Provided data >>
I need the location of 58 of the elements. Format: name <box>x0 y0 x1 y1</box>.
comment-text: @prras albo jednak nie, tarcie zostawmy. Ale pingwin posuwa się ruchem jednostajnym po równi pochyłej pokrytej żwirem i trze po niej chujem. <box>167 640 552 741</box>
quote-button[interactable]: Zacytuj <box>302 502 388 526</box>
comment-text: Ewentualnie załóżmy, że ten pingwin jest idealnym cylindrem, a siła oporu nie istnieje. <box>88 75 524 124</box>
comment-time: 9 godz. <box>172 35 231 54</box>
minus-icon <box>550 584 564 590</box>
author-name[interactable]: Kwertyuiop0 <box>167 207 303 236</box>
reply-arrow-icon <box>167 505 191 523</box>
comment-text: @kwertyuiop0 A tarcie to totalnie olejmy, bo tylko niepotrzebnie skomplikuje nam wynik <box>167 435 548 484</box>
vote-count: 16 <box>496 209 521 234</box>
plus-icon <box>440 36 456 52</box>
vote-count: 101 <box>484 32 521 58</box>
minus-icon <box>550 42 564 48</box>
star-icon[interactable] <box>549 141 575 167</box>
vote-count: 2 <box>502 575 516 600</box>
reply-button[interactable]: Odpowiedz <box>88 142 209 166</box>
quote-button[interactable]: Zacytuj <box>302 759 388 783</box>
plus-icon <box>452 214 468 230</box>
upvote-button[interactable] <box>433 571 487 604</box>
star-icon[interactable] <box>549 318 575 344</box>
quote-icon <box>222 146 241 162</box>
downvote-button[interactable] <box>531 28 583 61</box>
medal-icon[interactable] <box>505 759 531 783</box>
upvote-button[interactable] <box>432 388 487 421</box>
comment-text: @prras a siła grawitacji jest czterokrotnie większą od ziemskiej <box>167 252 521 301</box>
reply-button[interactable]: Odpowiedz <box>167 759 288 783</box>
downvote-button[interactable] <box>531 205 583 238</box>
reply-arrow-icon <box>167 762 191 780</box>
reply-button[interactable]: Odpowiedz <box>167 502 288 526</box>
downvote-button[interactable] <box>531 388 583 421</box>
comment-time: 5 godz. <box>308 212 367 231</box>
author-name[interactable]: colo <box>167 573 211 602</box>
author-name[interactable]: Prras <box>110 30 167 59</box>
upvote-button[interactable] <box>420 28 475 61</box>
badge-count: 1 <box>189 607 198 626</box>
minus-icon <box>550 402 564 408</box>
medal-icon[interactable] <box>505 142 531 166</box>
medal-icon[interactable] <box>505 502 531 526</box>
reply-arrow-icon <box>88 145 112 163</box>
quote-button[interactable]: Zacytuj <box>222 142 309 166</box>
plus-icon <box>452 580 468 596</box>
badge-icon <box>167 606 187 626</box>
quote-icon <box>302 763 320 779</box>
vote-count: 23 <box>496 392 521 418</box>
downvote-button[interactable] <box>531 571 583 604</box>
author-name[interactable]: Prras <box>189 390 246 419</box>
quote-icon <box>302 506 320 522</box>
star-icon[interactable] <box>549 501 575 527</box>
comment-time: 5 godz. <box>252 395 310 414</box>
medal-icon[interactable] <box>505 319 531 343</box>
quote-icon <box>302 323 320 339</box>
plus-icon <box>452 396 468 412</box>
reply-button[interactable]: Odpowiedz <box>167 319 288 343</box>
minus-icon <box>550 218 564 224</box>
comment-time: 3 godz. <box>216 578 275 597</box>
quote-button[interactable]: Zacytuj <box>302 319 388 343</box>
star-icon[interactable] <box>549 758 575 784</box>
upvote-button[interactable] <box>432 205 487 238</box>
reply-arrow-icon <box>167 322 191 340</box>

Requirement >>
Extract every line of the entry above and reproduce each one verbatim, in its original order, with no additions or changes.

Task solution >>
I need the location of 58 of the elements. Format: name <box>x0 y0 x1 y1</box>.
comment-text: @prras albo jednak nie, tarcie zostawmy. Ale pingwin posuwa się ruchem jednostajnym po równi pochyłej pokrytej żwirem i trze po niej chujem. <box>167 640 552 741</box>
quote-button[interactable]: Zacytuj <box>302 502 388 526</box>
comment-text: Ewentualnie załóżmy, że ten pingwin jest idealnym cylindrem, a siła oporu nie istnieje. <box>88 75 524 124</box>
comment-time: 9 godz. <box>172 35 231 54</box>
minus-icon <box>550 584 564 590</box>
author-name[interactable]: Kwertyuiop0 <box>167 207 303 236</box>
reply-arrow-icon <box>167 505 191 523</box>
comment-text: @kwertyuiop0 A tarcie to totalnie olejmy, bo tylko niepotrzebnie skomplikuje nam wynik <box>167 435 548 484</box>
vote-count: 16 <box>496 209 521 234</box>
plus-icon <box>440 36 456 52</box>
vote-count: 101 <box>484 32 521 58</box>
minus-icon <box>550 42 564 48</box>
star-icon[interactable] <box>549 141 575 167</box>
vote-count: 2 <box>502 575 516 600</box>
reply-button[interactable]: Odpowiedz <box>88 142 209 166</box>
quote-button[interactable]: Zacytuj <box>302 759 388 783</box>
plus-icon <box>452 214 468 230</box>
upvote-button[interactable] <box>433 571 487 604</box>
star-icon[interactable] <box>549 318 575 344</box>
quote-icon <box>222 146 241 162</box>
downvote-button[interactable] <box>531 28 583 61</box>
medal-icon[interactable] <box>505 759 531 783</box>
upvote-button[interactable] <box>432 388 487 421</box>
comment-text: @prras a siła grawitacji jest czterokrotnie większą od ziemskiej <box>167 252 521 301</box>
reply-button[interactable]: Odpowiedz <box>167 759 288 783</box>
downvote-button[interactable] <box>531 205 583 238</box>
reply-arrow-icon <box>167 762 191 780</box>
reply-button[interactable]: Odpowiedz <box>167 502 288 526</box>
downvote-button[interactable] <box>531 388 583 421</box>
comment-time: 5 godz. <box>308 212 367 231</box>
author-name[interactable]: colo <box>167 573 211 602</box>
author-name[interactable]: Prras <box>110 30 167 59</box>
upvote-button[interactable] <box>420 28 475 61</box>
badge-count: 1 <box>189 607 198 626</box>
minus-icon <box>550 402 564 408</box>
medal-icon[interactable] <box>505 142 531 166</box>
medal-icon[interactable] <box>505 502 531 526</box>
reply-arrow-icon <box>88 145 112 163</box>
quote-button[interactable]: Zacytuj <box>222 142 309 166</box>
plus-icon <box>452 580 468 596</box>
badge-icon <box>167 606 187 626</box>
quote-icon <box>302 763 320 779</box>
vote-count: 23 <box>496 392 521 418</box>
downvote-button[interactable] <box>531 571 583 604</box>
author-name[interactable]: Prras <box>189 390 246 419</box>
quote-icon <box>302 506 320 522</box>
star-icon[interactable] <box>549 501 575 527</box>
comment-time: 5 godz. <box>252 395 310 414</box>
medal-icon[interactable] <box>505 319 531 343</box>
quote-icon <box>302 323 320 339</box>
plus-icon <box>452 396 468 412</box>
reply-button[interactable]: Odpowiedz <box>167 319 288 343</box>
minus-icon <box>550 218 564 224</box>
comment-time: 3 godz. <box>216 578 275 597</box>
quote-button[interactable]: Zacytuj <box>302 319 388 343</box>
star-icon[interactable] <box>549 758 575 784</box>
upvote-button[interactable] <box>432 205 487 238</box>
reply-arrow-icon <box>167 322 191 340</box>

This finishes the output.